Required work:
Repeat the listing in full. Nothing may be added or left out.

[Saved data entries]
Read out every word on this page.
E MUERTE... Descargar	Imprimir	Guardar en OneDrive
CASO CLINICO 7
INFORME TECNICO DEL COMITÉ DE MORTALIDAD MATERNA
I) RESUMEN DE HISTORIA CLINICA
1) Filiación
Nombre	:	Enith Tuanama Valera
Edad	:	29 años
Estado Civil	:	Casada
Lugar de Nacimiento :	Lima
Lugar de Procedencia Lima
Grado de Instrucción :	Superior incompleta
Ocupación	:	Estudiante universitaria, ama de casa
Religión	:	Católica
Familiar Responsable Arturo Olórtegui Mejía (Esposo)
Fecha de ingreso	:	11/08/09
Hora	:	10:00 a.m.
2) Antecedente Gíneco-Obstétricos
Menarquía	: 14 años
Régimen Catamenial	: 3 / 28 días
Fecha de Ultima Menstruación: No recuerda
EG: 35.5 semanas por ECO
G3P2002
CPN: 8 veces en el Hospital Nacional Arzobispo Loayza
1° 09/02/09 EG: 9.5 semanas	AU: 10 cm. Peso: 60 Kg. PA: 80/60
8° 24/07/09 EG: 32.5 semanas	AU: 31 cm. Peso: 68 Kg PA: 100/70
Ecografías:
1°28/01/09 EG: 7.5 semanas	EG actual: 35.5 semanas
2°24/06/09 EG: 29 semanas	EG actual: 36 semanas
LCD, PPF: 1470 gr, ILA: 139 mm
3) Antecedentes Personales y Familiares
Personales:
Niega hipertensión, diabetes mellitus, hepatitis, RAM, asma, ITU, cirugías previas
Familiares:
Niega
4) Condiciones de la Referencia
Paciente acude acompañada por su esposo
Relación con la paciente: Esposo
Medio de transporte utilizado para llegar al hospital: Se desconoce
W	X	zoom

Result:
Read out every word on this page.
E MUERTE... Descargar	Imprimir	Guardar en OneDrive
CASO CLINICO 7
INFORME TECNICO DEL COMITÉ DE MORTALIDAD MATERNA
I) RESUMEN DE HISTORIA CLINICA
1) Filiación
Nombre	:	Enith Tuanama Valera
Edad	:	29 años
Estado Civil	:	Casada
Lugar de Nacimiento :	Lima
Lugar de Procedencia Lima
Grado de Instrucción :	Superior incompleta
Ocupación	:	Estudiante universitaria, ama de casa
Religión	:	Católica
Familiar Responsable Arturo Olórtegui Mejía (Esposo)
Fecha de ingreso	:	11/08/09
Hora	:	10:00 a.m.
2) Antecedente Gíneco-Obstétricos
Menarquía	: 14 años
Régimen Catamenial	: 3 / 28 días
Fecha de Ultima Menstruación: No recuerda
EG: 35.5 semanas por ECO
G3P2002
CPN: 8 veces en el Hospital Nacional Arzobispo Loayza
1° 09/02/09 EG: 9.5 semanas	AU: 10 cm. Peso: 60 Kg. PA: 80/60
8° 24/07/09 EG: 32.5 semanas	AU: 31 cm. Peso: 68 Kg PA: 100/70
Ecografías:
1°28/01/09 EG: 7.5 semanas	EG actual: 35.5 semanas
2°24/06/09 EG: 29 semanas	EG actual: 36 semanas
LCD, PPF: 1470 gr, ILA: 139 mm
3) Antecedentes Personales y Familiares
Personales:
Niega hipertensión, diabetes mellitus, hepatitis, RAM, asma, ITU, cirugías previas
Familiares:
Niega
4) Condiciones de la Referencia
Paciente acude acompañada por su esposo
Relación con la paciente: Esposo
Medio de transporte utilizado para llegar al hospital: Se desconoce
W	X	zoom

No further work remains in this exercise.